**Exercise goal:** Nothing but an exact repetition of the entries should appear in the answer.

[Entries from a page text collection]
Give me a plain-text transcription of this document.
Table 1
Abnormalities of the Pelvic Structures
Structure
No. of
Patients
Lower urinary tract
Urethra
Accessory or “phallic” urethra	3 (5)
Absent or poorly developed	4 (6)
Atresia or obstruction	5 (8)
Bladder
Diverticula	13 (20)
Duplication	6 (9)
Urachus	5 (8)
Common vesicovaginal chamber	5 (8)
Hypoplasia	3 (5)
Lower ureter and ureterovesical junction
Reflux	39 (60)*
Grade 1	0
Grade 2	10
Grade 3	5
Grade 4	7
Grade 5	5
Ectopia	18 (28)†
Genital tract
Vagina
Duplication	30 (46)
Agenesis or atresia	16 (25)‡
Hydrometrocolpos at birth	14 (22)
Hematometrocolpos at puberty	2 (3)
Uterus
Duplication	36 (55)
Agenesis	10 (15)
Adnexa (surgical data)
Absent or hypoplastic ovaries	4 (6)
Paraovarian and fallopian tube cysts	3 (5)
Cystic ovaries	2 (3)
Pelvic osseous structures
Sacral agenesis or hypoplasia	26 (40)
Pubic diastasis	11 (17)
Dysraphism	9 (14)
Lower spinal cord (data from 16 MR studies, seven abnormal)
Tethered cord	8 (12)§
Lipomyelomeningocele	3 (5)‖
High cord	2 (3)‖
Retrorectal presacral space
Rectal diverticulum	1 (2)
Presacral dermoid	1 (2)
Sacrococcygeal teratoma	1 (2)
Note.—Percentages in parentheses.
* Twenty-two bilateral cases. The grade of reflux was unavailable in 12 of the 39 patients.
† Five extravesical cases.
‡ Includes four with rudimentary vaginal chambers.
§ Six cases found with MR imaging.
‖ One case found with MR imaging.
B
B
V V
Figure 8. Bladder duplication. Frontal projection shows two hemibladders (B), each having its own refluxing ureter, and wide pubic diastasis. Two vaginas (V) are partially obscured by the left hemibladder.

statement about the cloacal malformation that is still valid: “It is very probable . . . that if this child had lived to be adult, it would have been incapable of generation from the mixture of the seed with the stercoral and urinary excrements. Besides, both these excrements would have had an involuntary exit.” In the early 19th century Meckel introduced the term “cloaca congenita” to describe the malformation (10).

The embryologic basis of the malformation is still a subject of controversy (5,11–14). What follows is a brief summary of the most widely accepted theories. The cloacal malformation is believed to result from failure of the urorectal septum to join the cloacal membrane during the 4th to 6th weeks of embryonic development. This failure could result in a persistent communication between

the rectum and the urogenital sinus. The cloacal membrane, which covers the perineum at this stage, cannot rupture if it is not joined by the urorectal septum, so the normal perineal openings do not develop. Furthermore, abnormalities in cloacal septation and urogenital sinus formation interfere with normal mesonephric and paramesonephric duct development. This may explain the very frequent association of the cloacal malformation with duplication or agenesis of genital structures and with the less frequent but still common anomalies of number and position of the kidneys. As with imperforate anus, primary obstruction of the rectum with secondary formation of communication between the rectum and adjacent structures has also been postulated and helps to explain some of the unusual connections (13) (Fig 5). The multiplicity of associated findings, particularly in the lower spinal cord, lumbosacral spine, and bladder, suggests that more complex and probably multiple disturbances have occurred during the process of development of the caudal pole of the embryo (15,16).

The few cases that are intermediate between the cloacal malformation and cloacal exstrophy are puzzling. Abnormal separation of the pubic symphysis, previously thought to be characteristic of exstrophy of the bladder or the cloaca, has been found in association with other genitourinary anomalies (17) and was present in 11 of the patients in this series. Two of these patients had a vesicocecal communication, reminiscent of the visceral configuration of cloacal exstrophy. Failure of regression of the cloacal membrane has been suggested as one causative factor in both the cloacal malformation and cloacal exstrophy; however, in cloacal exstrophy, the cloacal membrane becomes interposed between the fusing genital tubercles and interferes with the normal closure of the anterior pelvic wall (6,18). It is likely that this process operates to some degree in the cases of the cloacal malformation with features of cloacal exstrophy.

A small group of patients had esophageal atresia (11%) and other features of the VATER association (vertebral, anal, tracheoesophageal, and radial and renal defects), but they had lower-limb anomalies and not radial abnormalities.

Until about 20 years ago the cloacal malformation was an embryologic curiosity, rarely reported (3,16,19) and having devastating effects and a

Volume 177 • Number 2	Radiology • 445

**The completed task:**
Give me a plain-text transcription of this document.
Table 1
Abnormalities of the Pelvic Structures
Structure
No. of
Patients
Lower urinary tract
Urethra
Accessory or “phallic” urethra	3 (5)
Absent or poorly developed	4 (6)
Atresia or obstruction	5 (8)
Bladder
Diverticula	13 (20)
Duplication	6 (9)
Urachus	5 (8)
Common vesicovaginal chamber	5 (8)
Hypoplasia	3 (5)
Lower ureter and ureterovesical junction
Reflux	39 (60)*
Grade 1	0
Grade 2	10
Grade 3	5
Grade 4	7
Grade 5	5
Ectopia	18 (28)†
Genital tract
Vagina
Duplication	30 (46)
Agenesis or atresia	16 (25)‡
Hydrometrocolpos at birth	14 (22)
Hematometrocolpos at puberty	2 (3)
Uterus
Duplication	36 (55)
Agenesis	10 (15)
Adnexa (surgical data)
Absent or hypoplastic ovaries	4 (6)
Paraovarian and fallopian tube cysts	3 (5)
Cystic ovaries	2 (3)
Pelvic osseous structures
Sacral agenesis or hypoplasia	26 (40)
Pubic diastasis	11 (17)
Dysraphism	9 (14)
Lower spinal cord (data from 16 MR studies, seven abnormal)
Tethered cord	8 (12)§
Lipomyelomeningocele	3 (5)‖
High cord	2 (3)‖
Retrorectal presacral space
Rectal diverticulum	1 (2)
Presacral dermoid	1 (2)
Sacrococcygeal teratoma	1 (2)
Note.—Percentages in parentheses.
* Twenty-two bilateral cases. The grade of reflux was unavailable in 12 of the 39 patients.
† Five extravesical cases.
‡ Includes four with rudimentary vaginal chambers.
§ Six cases found with MR imaging.
‖ One case found with MR imaging.
B
B
V V
Figure 8. Bladder duplication. Frontal projection shows two hemibladders (B), each having its own refluxing ureter, and wide pubic diastasis. Two vaginas (V) are partially obscured by the left hemibladder.

statement about the cloacal malformation that is still valid: “It is very probable . . . that if this child had lived to be adult, it would have been incapable of generation from the mixture of the seed with the stercoral and urinary excrements. Besides, both these excrements would have had an involuntary exit.” In the early 19th century Meckel introduced the term “cloaca congenita” to describe the malformation (10).

The embryologic basis of the malformation is still a subject of controversy (5,11–14). What follows is a brief summary of the most widely accepted theories. The cloacal malformation is believed to result from failure of the urorectal septum to join the cloacal membrane during the 4th to 6th weeks of embryonic development. This failure could result in a persistent communication between

the rectum and the urogenital sinus. The cloacal membrane, which covers the perineum at this stage, cannot rupture if it is not joined by the urorectal septum, so the normal perineal openings do not develop. Furthermore, abnormalities in cloacal septation and urogenital sinus formation interfere with normal mesonephric and paramesonephric duct development. This may explain the very frequent association of the cloacal malformation with duplication or agenesis of genital structures and with the less frequent but still common anomalies of number and position of the kidneys. As with imperforate anus, primary obstruction of the rectum with secondary formation of communication between the rectum and adjacent structures has also been postulated and helps to explain some of the unusual connections (13) (Fig 5). The multiplicity of associated findings, particularly in the lower spinal cord, lumbosacral spine, and bladder, suggests that more complex and probably multiple disturbances have occurred during the process of development of the caudal pole of the embryo (15,16).

The few cases that are intermediate between the cloacal malformation and cloacal exstrophy are puzzling. Abnormal separation of the pubic symphysis, previously thought to be characteristic of exstrophy of the bladder or the cloaca, has been found in association with other genitourinary anomalies (17) and was present in 11 of the patients in this series. Two of these patients had a vesicocecal communication, reminiscent of the visceral configuration of cloacal exstrophy. Failure of regression of the cloacal membrane has been suggested as one causative factor in both the cloacal malformation and cloacal exstrophy; however, in cloacal exstrophy, the cloacal membrane becomes interposed between the fusing genital tubercles and interferes with the normal closure of the anterior pelvic wall (6,18). It is likely that this process operates to some degree in the cases of the cloacal malformation with features of cloacal exstrophy.

A small group of patients had esophageal atresia (11%) and other features of the VATER association (vertebral, anal, tracheoesophageal, and radial and renal defects), but they had lower-limb anomalies and not radial abnormalities.

Until about 20 years ago the cloacal malformation was an embryologic curiosity, rarely reported (3,16,19) and having devastating effects and a

Volume 177 • Number 2	Radiology • 445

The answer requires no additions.